:: STORED DATA ::
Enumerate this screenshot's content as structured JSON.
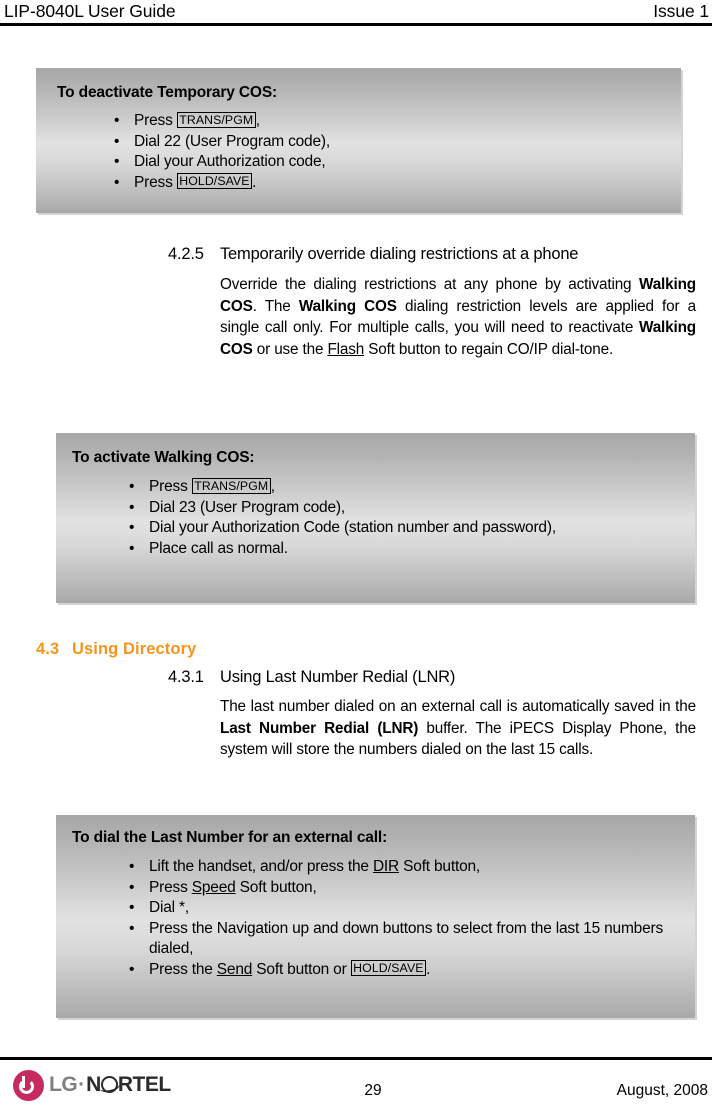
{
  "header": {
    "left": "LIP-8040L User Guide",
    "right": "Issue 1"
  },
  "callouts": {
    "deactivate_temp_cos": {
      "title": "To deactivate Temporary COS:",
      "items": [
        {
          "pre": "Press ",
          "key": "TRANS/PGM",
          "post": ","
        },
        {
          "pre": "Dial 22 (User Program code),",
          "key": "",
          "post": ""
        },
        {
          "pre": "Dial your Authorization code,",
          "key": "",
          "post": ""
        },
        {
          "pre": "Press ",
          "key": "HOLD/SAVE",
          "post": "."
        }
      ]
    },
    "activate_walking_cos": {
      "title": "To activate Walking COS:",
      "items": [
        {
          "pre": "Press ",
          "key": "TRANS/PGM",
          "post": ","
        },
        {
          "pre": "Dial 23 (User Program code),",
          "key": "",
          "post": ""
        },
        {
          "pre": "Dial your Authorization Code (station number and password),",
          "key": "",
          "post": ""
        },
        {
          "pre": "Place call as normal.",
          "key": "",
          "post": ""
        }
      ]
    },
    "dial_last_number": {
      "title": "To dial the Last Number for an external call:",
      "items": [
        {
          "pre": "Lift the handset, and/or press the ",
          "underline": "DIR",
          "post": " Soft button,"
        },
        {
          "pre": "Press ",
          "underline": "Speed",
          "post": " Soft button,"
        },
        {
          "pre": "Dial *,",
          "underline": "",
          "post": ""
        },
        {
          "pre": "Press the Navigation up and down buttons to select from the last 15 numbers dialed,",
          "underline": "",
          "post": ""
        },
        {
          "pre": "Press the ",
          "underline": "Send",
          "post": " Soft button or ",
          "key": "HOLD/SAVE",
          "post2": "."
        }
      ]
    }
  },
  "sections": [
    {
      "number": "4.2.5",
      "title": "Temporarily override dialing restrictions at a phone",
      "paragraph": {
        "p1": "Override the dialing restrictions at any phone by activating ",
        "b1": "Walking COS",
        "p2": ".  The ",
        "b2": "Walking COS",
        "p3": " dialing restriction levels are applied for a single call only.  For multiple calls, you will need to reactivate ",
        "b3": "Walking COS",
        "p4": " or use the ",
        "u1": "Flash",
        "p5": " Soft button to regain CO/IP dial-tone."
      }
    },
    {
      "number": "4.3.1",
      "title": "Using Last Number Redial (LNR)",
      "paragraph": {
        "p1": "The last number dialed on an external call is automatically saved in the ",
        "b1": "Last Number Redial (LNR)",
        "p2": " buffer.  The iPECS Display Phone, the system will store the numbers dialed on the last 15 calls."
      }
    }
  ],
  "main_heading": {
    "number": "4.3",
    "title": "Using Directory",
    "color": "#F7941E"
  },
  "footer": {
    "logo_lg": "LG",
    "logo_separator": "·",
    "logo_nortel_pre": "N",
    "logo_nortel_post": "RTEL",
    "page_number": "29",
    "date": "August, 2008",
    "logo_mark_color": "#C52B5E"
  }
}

:: STATED PROBLEM ::
Report only the number of lines that hold the string "your" in this listing.

:: FINISHED TASK ::
2